▸ Required task
Wherever a line holds the word "толку", copy that line out.

Data listing:
################

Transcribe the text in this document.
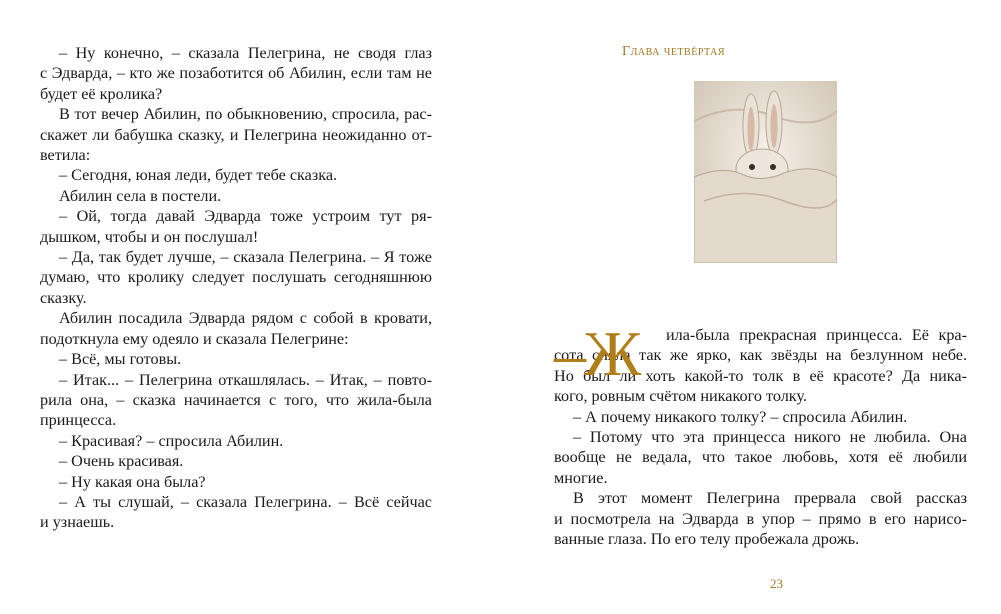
– Ну конечно, – сказала Пелегрина, не сводя глаз
с Эдварда, – кто же позаботится об Абилин, если там не
будет её кролика?
В тот вечер Абилин, по обыкновению, спросила, рас-
скажет ли бабушка сказку, и Пелегрина неожиданно от-
ветила:
– Сегодня, юная леди, будет тебе сказка.
Абилин села в постели.
– Ой, тогда давай Эдварда тоже устроим тут ря-
дышком, чтобы и он послушал!
– Да, так будет лучше, – сказала Пелегрина. – Я тоже
думаю, что кролику следует послушать сегодняшнюю
сказку.
Абилин посадила Эдварда рядом с собой в кровати,
подоткнула ему одеяло и сказала Пелегрине:
– Всё, мы готовы.
– Итак... – Пелегрина откашлялась. – Итак, – повто-
рила она, – сказка начинается с того, что жила-была
принцесса.
– Красивая? – спросила Абилин.
– Очень красивая.
– Ну какая она была?
– А ты слушай, – сказала Пелегрина. – Всё сейчас
и узнаешь.
Глава четвёртая
–Ж	ила-была прекрасная принцесса. Её кра-
сота сияла так же ярко, как звёзды на безлунном небе.
Но был ли хоть какой-то толк в её красоте? Да ника-
кого, ровным счётом никакого толку.
– А почему никакого толку? – спросила Абилин.
– Потому что эта принцесса никого не любила. Она
вообще не ведала, что такое любовь, хотя её любили
многие.
В этот момент Пелегрина прервала свой рассказ
и посмотрела на Эдварда в упор – прямо в его нарисо-
ванные глаза. По его телу пробежала дрожь.
23
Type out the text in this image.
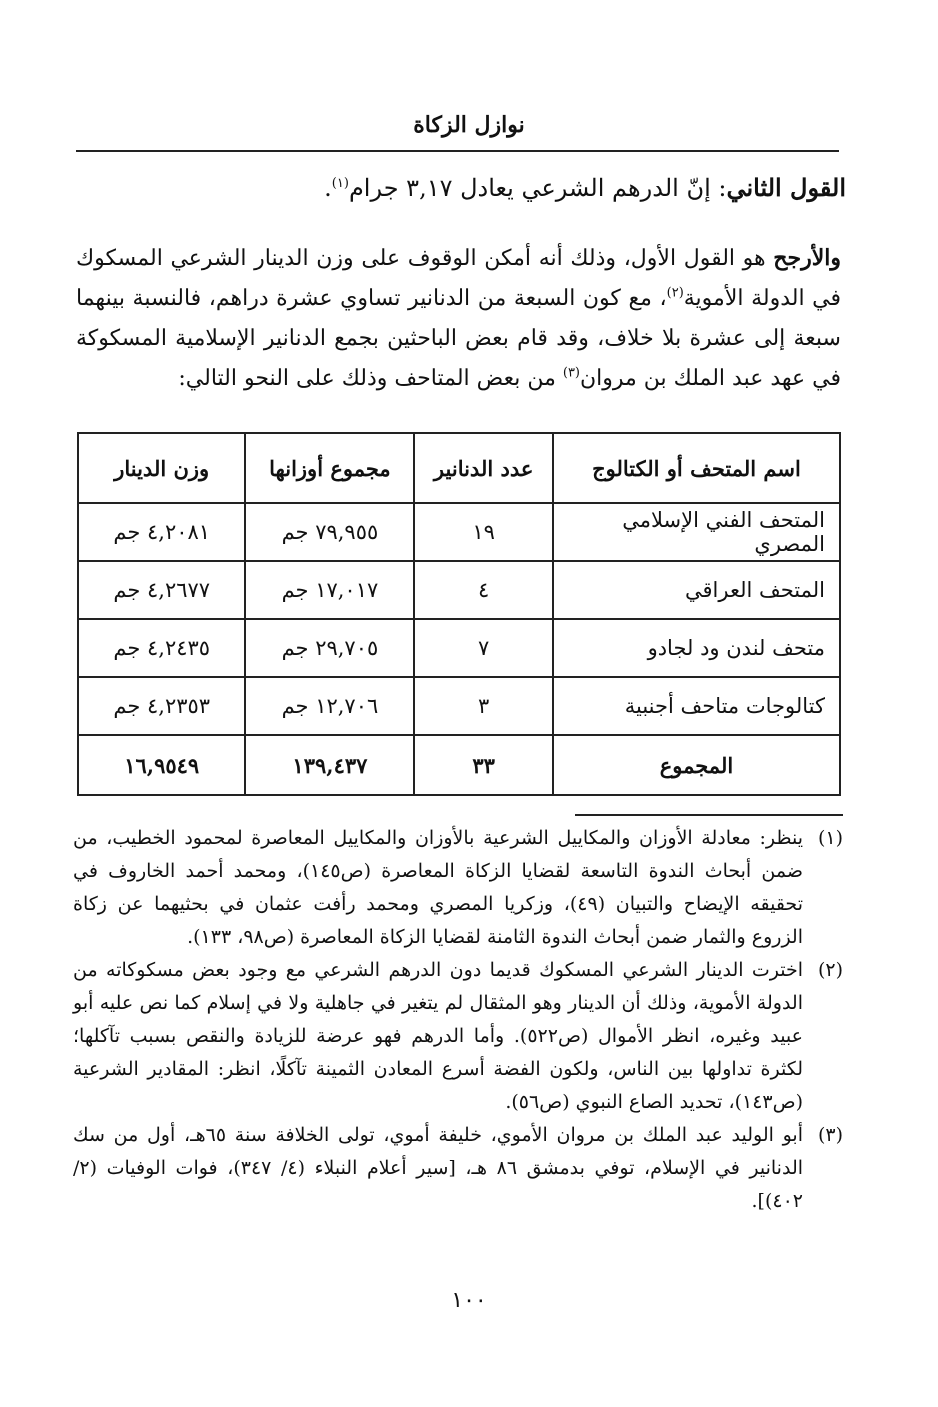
نوازل الزكاة

القول الثاني: إنّ الدرهم الشرعي يعادل ٣,١٧ جرام$^{(١)}$.

والأرجح هو القول الأول، وذلك أنه أمكن الوقوف على وزن الدينار الشرعي المسكوك في الدولة الأموية$^{(٢)}$، مع كون السبعة من الدنانير تساوي عشرة دراهم، فالنسبة بينهما سبعة إلى عشرة بلا خلاف، وقد قام بعض الباحثين بجمع الدنانير الإسلامية المسكوكة في عهد عبد الملك بن مروان$^{(٣)}$ من بعض المتاحف وذلك على النحو التالي:

اسم المتحف أو الكتالوج	عدد الدنانير	مجموع أوزانها	وزن الدينار
المتحف الفني الإسلامي المصري	١٩	٧٩,٩٥٥ جم	٤,٢٠٨١ جم
المتحف العراقي	٤	١٧,٠١٧ جم	٤,٢٦٧٧ جم
متحف لندن ود لجادو	٧	٢٩,٧٠٥ جم	٤,٢٤٣٥ جم
كتالوجات متاحف أجنبية	٣	١٢,٧٠٦ جم	٤,٢٣٥٣ جم
المجموع	٣٣	١٣٩,٤٣٧	١٦,٩٥٤٩
(١)
ينظر: معادلة الأوزان والمكاييل الشرعية بالأوزان والمكاييل المعاصرة لمحمود الخطيب، من ضمن أبحاث الندوة التاسعة لقضايا الزكاة المعاصرة (ص١٤٥)، ومحمد أحمد الخاروف في تحقيقه الإيضاح والتبيان (٤٩)، وزكريا المصري ومحمد رأفت عثمان في بحثيهما عن زكاة الزروع والثمار ضمن أبحاث الندوة الثامنة لقضايا الزكاة المعاصرة (ص٩٨، ١٣٣).
(٢)
اخترت الدينار الشرعي المسكوك قديما دون الدرهم الشرعي مع وجود بعض مسكوكاته من الدولة الأموية، وذلك أن الدينار وهو المثقال لم يتغير في جاهلية ولا في إسلام كما نص عليه أبو عبيد وغيره، انظر الأموال (ص٥٢٢). وأما الدرهم فهو عرضة للزيادة والنقص بسبب تآكلها؛ لكثرة تداولها بين الناس، ولكون الفضة أسرع المعادن الثمينة تآكلًا، انظر: المقادير الشرعية (ص١٤٣)، تحديد الصاع النبوي (ص٥٦).
(٣)
أبو الوليد عبد الملك بن مروان الأموي، خليفة أموي، تولى الخلافة سنة ٦٥هـ، أول من سك الدنانير في الإسلام، توفي بدمشق ٨٦ هـ، [سير أعلام النبلاء (٤/ ٣٤٧)، فوات الوفيات (٢/ ٤٠٢)].
١٠٠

################

▸ Response for this exercise
кого, ровным счётом никакого толку.
– А почему никакого толку? – спросила Абилин.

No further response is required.